Exercise details: Produce a verbatim copy of the entries listed below.

[Figure collection entries]
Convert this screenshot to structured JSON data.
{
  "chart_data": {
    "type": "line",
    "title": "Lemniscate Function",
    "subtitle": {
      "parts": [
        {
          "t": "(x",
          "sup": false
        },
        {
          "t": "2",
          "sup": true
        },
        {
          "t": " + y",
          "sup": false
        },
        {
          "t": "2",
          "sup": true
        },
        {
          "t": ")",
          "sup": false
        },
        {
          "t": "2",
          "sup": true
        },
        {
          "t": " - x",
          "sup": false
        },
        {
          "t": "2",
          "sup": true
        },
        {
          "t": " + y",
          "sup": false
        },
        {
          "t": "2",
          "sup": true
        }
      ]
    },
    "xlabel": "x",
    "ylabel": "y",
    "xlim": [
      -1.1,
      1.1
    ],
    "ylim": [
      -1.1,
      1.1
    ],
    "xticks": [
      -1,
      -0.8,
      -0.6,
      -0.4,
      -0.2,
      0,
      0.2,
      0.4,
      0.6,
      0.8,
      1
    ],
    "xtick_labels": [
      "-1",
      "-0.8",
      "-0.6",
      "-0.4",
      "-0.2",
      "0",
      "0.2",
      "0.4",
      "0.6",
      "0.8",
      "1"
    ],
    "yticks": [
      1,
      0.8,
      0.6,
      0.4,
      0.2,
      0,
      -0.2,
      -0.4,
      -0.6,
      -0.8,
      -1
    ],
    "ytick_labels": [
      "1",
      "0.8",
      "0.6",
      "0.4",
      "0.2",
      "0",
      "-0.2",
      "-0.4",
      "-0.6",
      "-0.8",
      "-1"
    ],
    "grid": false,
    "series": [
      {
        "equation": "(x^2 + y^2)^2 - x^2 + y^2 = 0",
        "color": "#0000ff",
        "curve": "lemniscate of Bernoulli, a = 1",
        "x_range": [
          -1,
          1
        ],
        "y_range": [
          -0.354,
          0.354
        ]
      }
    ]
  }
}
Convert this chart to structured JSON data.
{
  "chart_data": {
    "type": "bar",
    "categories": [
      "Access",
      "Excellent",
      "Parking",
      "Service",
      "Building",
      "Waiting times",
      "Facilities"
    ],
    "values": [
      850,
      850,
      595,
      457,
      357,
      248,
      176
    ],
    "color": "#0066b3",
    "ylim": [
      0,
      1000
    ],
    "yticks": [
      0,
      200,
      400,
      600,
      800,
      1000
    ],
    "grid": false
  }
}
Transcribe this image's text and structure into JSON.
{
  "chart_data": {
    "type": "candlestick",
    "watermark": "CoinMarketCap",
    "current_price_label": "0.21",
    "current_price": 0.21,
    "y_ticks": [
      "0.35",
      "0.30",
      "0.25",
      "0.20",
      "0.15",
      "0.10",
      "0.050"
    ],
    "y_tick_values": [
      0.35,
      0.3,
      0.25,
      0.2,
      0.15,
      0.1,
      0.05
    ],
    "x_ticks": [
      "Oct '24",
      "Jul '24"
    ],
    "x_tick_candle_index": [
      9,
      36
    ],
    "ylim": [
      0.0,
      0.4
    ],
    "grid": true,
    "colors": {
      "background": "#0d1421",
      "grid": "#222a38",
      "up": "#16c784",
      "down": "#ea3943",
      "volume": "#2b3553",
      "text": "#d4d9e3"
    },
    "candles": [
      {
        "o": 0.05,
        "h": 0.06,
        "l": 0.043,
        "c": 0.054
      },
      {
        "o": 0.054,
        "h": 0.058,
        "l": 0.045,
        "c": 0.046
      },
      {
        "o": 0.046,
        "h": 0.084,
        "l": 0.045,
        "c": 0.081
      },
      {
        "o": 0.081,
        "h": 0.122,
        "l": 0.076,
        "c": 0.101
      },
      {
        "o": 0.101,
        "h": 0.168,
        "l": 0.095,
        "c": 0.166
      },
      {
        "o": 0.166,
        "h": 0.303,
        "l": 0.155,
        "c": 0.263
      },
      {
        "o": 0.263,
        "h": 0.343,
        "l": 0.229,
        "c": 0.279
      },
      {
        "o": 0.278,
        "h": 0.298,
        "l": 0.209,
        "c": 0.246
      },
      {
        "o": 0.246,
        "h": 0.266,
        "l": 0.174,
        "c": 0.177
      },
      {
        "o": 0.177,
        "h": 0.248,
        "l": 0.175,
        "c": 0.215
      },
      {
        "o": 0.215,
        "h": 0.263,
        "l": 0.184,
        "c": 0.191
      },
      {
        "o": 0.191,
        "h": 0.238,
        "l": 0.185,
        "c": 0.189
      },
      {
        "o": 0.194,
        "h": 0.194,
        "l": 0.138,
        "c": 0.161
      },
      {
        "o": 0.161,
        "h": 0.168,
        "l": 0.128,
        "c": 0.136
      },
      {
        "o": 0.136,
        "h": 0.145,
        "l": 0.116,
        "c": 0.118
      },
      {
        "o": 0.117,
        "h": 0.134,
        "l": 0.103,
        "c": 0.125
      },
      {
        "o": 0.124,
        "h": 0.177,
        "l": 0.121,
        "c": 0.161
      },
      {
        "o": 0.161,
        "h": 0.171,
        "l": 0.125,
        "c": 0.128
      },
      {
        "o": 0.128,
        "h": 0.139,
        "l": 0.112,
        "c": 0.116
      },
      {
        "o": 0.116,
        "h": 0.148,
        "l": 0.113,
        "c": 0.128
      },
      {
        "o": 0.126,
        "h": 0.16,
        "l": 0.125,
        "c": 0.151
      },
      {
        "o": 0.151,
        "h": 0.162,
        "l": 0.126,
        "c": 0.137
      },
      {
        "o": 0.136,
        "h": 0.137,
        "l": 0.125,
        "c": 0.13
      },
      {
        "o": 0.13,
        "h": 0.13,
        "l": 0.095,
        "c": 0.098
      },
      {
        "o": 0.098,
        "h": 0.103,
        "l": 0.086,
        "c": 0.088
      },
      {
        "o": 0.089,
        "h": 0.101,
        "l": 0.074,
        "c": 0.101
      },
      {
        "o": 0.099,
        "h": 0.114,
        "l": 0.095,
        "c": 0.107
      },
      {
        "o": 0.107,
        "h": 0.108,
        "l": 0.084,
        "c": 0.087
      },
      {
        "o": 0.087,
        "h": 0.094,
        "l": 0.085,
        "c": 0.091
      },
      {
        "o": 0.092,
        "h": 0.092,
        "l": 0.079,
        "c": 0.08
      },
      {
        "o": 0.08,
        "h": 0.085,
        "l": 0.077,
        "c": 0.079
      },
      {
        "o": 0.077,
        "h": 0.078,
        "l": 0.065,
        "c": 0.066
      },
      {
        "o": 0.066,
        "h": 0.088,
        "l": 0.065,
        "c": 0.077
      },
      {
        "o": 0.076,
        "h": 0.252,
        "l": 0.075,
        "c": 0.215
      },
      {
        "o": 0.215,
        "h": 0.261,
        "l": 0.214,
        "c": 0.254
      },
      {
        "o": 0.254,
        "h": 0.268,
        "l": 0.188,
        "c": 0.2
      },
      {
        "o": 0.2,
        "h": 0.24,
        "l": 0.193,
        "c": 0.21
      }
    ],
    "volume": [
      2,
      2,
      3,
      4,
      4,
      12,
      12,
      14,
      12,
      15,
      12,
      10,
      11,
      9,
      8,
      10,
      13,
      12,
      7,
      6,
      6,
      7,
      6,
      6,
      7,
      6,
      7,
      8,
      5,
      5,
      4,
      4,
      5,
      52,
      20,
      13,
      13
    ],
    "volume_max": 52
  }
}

Answer for the task:
Convert this screenshot to structured JSON data.
{
  "chart_data": {
    "type": "line",
    "title": "Lemniscate Function",
    "subtitle": {
      "parts": [
        {
          "t": "(x",
          "sup": false
        },
        {
          "t": "2",
          "sup": true
        },
        {
          "t": " + y",
          "sup": false
        },
        {
          "t": "2",
          "sup": true
        },
        {
          "t": ")",
          "sup": false
        },
        {
          "t": "2",
          "sup": true
        },
        {
          "t": " - x",
          "sup": false
        },
        {
          "t": "2",
          "sup": true
        },
        {
          "t": " + y",
          "sup": false
        },
        {
          "t": "2",
          "sup": true
        }
      ]
    },
    "xlabel": "x",
    "ylabel": "y",
    "xlim": [
      -1.1,
      1.1
    ],
    "ylim": [
      -1.1,
      1.1
    ],
    "xticks": [
      -1,
      -0.8,
      -0.6,
      -0.4,
      -0.2,
      0,
      0.2,
      0.4,
      0.6,
      0.8,
      1
    ],
    "xtick_labels": [
      "-1",
      "-0.8",
      "-0.6",
      "-0.4",
      "-0.2",
      "0",
      "0.2",
      "0.4",
      "0.6",
      "0.8",
      "1"
    ],
    "yticks": [
      1,
      0.8,
      0.6,
      0.4,
      0.2,
      0,
      -0.2,
      -0.4,
      -0.6,
      -0.8,
      -1
    ],
    "ytick_labels": [
      "1",
      "0.8",
      "0.6",
      "0.4",
      "0.2",
      "0",
      "-0.2",
      "-0.4",
      "-0.6",
      "-0.8",
      "-1"
    ],
    "grid": false,
    "series": [
      {
        "equation": "(x^2 + y^2)^2 - x^2 + y^2 = 0",
        "color": "#0000ff",
        "curve": "lemniscate of Bernoulli, a = 1",
        "x_range": [
          -1,
          1
        ],
        "y_range": [
          -0.354,
          0.354
        ]
      }
    ]
  }
}
Convert this chart to structured JSON data.
{
  "chart_data": {
    "type": "bar",
    "categories": [
      "Access",
      "Excellent",
      "Parking",
      "Service",
      "Building",
      "Waiting times",
      "Facilities"
    ],
    "values": [
      850,
      850,
      595,
      457,
      357,
      248,
      176
    ],
    "color": "#0066b3",
    "ylim": [
      0,
      1000
    ],
    "yticks": [
      0,
      200,
      400,
      600,
      800,
      1000
    ],
    "grid": false
  }
}
Transcribe this image's text and structure into JSON.
{
  "chart_data": {
    "type": "candlestick",
    "watermark": "CoinMarketCap",
    "current_price_label": "0.21",
    "current_price": 0.21,
    "y_ticks": [
      "0.35",
      "0.30",
      "0.25",
      "0.20",
      "0.15",
      "0.10",
      "0.050"
    ],
    "y_tick_values": [
      0.35,
      0.3,
      0.25,
      0.2,
      0.15,
      0.1,
      0.05
    ],
    "x_ticks": [
      "Oct '24",
      "Jul '24"
    ],
    "x_tick_candle_index": [
      9,
      36
    ],
    "ylim": [
      0.0,
      0.4
    ],
    "grid": true,
    "colors": {
      "background": "#0d1421",
      "grid": "#222a38",
      "up": "#16c784",
      "down": "#ea3943",
      "volume": "#2b3553",
      "text": "#d4d9e3"
    },
    "candles": [
      {
        "o": 0.05,
        "h": 0.06,
        "l": 0.043,
        "c": 0.054
      },
      {
        "o": 0.054,
        "h": 0.058,
        "l": 0.045,
        "c": 0.046
      },
      {
        "o": 0.046,
        "h": 0.084,
        "l": 0.045,
        "c": 0.081
      },
      {
        "o": 0.081,
        "h": 0.122,
        "l": 0.076,
        "c": 0.101
      },
      {
        "o": 0.101,
        "h": 0.168,
        "l": 0.095,
        "c": 0.166
      },
      {
        "o": 0.166,
        "h": 0.303,
        "l": 0.155,
        "c": 0.263
      },
      {
        "o": 0.263,
        "h": 0.343,
        "l": 0.229,
        "c": 0.279
      },
      {
        "o": 0.278,
        "h": 0.298,
        "l": 0.209,
        "c": 0.246
      },
      {
        "o": 0.246,
        "h": 0.266,
        "l": 0.174,
        "c": 0.177
      },
      {
        "o": 0.177,
        "h": 0.248,
        "l": 0.175,
        "c": 0.215
      },
      {
        "o": 0.215,
        "h": 0.263,
        "l": 0.184,
        "c": 0.191
      },
      {
        "o": 0.191,
        "h": 0.238,
        "l": 0.185,
        "c": 0.189
      },
      {
        "o": 0.194,
        "h": 0.194,
        "l": 0.138,
        "c": 0.161
      },
      {
        "o": 0.161,
        "h": 0.168,
        "l": 0.128,
        "c": 0.136
      },
      {
        "o": 0.136,
        "h": 0.145,
        "l": 0.116,
        "c": 0.118
      },
      {
        "o": 0.117,
        "h": 0.134,
        "l": 0.103,
        "c": 0.125
      },
      {
        "o": 0.124,
        "h": 0.177,
        "l": 0.121,
        "c": 0.161
      },
      {
        "o": 0.161,
        "h": 0.171,
        "l": 0.125,
        "c": 0.128
      },
      {
        "o": 0.128,
        "h": 0.139,
        "l": 0.112,
        "c": 0.116
      },
      {
        "o": 0.116,
        "h": 0.148,
        "l": 0.113,
        "c": 0.128
      },
      {
        "o": 0.126,
        "h": 0.16,
        "l": 0.125,
        "c": 0.151
      },
      {
        "o": 0.151,
        "h": 0.162,
        "l": 0.126,
        "c": 0.137
      },
      {
        "o": 0.136,
        "h": 0.137,
        "l": 0.125,
        "c": 0.13
      },
      {
        "o": 0.13,
        "h": 0.13,
        "l": 0.095,
        "c": 0.098
      },
      {
        "o": 0.098,
        "h": 0.103,
        "l": 0.086,
        "c": 0.088
      },
      {
        "o": 0.089,
        "h": 0.101,
        "l": 0.074,
        "c": 0.101
      },
      {
        "o": 0.099,
        "h": 0.114,
        "l": 0.095,
        "c": 0.107
      },
      {
        "o": 0.107,
        "h": 0.108,
        "l": 0.084,
        "c": 0.087
      },
      {
        "o": 0.087,
        "h": 0.094,
        "l": 0.085,
        "c": 0.091
      },
      {
        "o": 0.092,
        "h": 0.092,
        "l": 0.079,
        "c": 0.08
      },
      {
        "o": 0.08,
        "h": 0.085,
        "l": 0.077,
        "c": 0.079
      },
      {
        "o": 0.077,
        "h": 0.078,
        "l": 0.065,
        "c": 0.066
      },
      {
        "o": 0.066,
        "h": 0.088,
        "l": 0.065,
        "c": 0.077
      },
      {
        "o": 0.076,
        "h": 0.252,
        "l": 0.075,
        "c": 0.215
      },
      {
        "o": 0.215,
        "h": 0.261,
        "l": 0.214,
        "c": 0.254
      },
      {
        "o": 0.254,
        "h": 0.268,
        "l": 0.188,
        "c": 0.2
      },
      {
        "o": 0.2,
        "h": 0.24,
        "l": 0.193,
        "c": 0.21
      }
    ],
    "volume": [
      2,
      2,
      3,
      4,
      4,
      12,
      12,
      14,
      12,
      15,
      12,
      10,
      11,
      9,
      8,
      10,
      13,
      12,
      7,
      6,
      6,
      7,
      6,
      6,
      7,
      6,
      7,
      8,
      5,
      5,
      4,
      4,
      5,
      52,
      20,
      13,
      13
    ],
    "volume_max": 52
  }
}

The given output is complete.